Directive | Go through the records and show each line where the word "xlabel" occurs.

── Information provided

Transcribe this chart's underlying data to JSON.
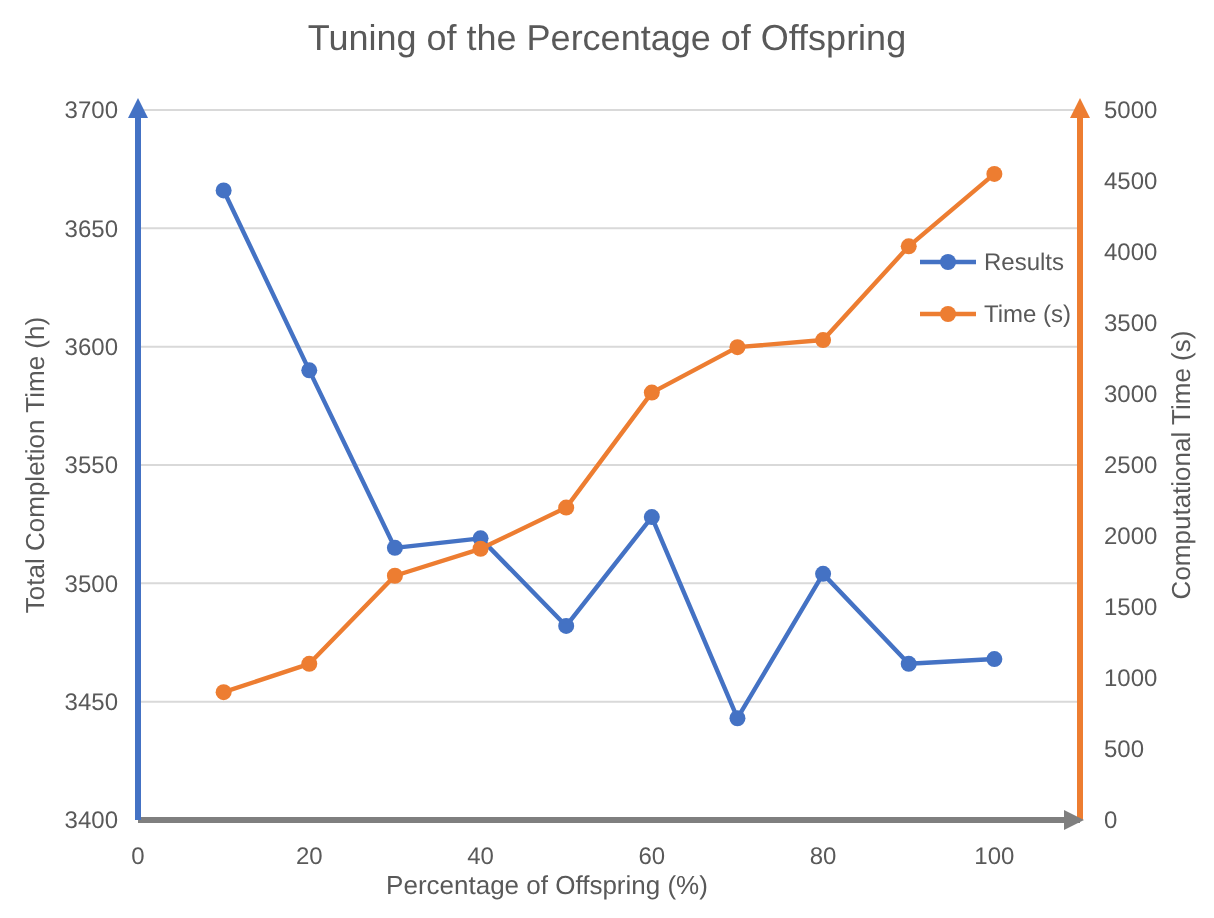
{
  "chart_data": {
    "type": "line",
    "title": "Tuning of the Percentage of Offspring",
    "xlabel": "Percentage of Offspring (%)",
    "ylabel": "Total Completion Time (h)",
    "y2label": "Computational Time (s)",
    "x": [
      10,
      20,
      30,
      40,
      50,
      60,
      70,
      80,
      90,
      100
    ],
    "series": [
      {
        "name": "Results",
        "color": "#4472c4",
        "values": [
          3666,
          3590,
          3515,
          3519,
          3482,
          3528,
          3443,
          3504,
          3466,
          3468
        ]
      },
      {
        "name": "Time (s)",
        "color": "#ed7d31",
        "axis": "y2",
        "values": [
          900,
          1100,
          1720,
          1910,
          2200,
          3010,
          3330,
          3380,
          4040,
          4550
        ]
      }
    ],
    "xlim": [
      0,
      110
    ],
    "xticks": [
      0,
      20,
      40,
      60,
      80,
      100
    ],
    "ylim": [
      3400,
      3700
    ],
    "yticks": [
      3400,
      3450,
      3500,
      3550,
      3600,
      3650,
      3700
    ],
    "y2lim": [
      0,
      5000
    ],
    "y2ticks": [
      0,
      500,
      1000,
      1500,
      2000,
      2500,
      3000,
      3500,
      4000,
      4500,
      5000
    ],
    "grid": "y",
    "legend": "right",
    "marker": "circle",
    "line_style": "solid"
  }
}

────
── Information provided

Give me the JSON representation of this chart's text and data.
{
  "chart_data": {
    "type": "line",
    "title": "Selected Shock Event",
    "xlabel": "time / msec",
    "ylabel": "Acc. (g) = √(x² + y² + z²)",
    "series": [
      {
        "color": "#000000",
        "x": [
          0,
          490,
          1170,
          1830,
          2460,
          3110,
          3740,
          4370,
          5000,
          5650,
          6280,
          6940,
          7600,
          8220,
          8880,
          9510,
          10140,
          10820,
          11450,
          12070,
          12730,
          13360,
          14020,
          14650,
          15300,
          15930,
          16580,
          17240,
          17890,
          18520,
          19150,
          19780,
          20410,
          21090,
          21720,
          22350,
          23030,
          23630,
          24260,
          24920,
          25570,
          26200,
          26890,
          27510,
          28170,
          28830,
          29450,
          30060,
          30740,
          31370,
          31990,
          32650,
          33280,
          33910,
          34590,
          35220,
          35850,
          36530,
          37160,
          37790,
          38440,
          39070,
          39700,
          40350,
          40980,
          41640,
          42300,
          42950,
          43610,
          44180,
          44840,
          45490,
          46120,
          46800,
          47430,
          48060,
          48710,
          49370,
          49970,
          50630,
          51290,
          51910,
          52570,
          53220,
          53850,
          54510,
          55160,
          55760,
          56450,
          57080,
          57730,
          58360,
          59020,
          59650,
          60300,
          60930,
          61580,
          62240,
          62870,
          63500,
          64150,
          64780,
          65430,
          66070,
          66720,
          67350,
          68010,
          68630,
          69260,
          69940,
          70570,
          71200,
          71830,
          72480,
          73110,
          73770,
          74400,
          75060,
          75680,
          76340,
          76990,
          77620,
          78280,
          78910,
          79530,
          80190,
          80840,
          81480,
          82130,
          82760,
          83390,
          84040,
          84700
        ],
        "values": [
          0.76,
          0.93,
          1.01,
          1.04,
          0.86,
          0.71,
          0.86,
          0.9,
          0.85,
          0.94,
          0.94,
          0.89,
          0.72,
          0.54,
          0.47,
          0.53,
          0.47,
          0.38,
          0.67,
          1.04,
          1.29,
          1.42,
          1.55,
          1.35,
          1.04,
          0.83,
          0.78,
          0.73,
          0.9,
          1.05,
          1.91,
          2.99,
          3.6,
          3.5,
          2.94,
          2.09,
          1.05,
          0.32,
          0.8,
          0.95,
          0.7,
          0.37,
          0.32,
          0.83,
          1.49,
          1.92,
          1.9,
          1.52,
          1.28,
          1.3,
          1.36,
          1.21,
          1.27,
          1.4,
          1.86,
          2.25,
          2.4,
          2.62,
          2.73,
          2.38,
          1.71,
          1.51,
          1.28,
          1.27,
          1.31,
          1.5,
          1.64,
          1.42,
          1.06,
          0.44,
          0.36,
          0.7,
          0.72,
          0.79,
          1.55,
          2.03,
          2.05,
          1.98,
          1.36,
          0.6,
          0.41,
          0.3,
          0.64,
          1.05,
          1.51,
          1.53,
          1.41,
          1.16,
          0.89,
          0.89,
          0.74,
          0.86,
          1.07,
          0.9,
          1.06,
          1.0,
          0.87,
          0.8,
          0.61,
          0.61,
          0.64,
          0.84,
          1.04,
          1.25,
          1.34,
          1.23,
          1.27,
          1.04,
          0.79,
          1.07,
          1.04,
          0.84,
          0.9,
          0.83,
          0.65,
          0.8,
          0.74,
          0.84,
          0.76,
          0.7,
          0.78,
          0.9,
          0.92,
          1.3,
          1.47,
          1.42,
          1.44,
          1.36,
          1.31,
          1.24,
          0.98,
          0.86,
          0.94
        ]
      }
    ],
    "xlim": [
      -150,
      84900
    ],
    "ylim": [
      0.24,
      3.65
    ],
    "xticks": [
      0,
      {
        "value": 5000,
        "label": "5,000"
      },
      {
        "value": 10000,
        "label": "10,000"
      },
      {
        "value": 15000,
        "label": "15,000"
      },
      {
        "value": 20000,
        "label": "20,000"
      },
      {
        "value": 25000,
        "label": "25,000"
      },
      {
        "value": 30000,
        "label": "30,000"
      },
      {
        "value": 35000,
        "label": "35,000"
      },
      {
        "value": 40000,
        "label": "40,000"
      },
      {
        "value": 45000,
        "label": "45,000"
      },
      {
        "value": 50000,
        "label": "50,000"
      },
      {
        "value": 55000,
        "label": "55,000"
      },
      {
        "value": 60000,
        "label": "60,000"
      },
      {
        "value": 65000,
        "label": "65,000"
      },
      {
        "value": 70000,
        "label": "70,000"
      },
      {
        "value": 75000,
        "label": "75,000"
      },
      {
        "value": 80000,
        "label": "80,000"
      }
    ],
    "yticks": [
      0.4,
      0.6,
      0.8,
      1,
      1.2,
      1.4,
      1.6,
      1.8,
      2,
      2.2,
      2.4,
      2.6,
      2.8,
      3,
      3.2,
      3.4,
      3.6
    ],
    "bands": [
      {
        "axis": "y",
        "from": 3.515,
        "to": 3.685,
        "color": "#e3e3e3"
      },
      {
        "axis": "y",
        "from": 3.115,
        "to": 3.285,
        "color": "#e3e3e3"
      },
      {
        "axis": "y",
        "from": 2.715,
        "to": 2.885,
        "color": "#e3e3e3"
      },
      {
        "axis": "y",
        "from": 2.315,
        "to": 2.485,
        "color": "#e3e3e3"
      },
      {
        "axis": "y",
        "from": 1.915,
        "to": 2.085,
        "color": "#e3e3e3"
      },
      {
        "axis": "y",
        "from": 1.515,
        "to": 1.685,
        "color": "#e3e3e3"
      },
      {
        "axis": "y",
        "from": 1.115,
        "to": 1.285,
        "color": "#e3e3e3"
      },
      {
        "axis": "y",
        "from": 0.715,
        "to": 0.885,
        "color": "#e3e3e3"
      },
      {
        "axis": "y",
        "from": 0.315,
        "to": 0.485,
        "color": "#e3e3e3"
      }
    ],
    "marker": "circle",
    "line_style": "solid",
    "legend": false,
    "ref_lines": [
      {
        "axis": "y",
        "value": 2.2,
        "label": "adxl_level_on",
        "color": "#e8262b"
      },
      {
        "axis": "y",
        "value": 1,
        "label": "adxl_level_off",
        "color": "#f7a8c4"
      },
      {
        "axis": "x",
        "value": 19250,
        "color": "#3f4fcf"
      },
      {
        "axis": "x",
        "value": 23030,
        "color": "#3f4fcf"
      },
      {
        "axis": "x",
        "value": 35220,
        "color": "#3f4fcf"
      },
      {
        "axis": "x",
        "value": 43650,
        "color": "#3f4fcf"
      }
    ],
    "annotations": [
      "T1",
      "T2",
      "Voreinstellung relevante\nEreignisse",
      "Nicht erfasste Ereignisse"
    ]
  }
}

────
── Information provided

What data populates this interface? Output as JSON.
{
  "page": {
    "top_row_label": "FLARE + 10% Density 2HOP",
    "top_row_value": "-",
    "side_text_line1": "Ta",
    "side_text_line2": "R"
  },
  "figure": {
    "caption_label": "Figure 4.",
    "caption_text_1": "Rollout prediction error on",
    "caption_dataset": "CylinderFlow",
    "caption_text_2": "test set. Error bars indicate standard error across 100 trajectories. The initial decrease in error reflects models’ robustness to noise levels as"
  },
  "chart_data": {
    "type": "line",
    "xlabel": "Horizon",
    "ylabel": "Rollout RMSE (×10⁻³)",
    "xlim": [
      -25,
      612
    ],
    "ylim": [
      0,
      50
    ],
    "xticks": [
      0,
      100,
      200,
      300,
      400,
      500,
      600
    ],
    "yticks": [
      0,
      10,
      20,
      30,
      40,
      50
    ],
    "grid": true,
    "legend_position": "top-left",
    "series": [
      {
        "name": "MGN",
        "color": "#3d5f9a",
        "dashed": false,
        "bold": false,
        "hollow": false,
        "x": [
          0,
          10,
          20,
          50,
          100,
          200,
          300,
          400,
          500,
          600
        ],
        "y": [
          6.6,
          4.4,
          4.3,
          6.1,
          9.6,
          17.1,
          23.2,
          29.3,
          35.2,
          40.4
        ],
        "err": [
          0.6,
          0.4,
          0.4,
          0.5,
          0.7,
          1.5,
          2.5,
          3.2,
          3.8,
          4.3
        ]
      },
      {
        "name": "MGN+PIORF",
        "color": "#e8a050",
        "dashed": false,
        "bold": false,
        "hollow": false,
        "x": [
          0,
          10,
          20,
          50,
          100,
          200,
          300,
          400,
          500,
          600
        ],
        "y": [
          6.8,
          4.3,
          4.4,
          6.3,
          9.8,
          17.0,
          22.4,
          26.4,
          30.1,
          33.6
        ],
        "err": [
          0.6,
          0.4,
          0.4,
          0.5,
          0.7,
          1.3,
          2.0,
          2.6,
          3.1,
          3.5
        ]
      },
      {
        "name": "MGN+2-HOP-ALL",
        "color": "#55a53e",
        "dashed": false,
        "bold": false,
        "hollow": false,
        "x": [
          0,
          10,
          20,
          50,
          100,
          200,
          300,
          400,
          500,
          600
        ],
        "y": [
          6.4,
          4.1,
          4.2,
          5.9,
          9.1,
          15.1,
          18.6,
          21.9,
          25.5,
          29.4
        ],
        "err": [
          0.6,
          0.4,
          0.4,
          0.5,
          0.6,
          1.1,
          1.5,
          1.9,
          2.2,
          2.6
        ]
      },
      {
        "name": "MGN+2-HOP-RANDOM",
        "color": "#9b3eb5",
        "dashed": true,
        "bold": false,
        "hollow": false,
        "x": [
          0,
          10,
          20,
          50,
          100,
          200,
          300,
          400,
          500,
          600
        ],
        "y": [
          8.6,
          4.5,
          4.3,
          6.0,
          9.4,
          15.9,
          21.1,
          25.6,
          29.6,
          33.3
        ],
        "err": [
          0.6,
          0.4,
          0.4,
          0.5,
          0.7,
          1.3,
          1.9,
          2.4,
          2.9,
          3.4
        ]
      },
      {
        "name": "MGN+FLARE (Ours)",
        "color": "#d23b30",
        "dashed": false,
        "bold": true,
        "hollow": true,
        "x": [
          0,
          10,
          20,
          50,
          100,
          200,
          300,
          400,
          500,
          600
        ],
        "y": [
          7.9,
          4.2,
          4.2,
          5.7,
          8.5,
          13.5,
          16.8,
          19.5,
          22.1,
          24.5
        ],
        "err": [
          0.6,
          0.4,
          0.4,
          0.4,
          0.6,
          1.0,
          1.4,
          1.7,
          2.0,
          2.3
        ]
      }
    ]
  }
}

────

Written solution |
    "xlabel": "Percentage of Offspring (%)",
    "xlabel": "time / msec",
    "xlabel": "Horizon",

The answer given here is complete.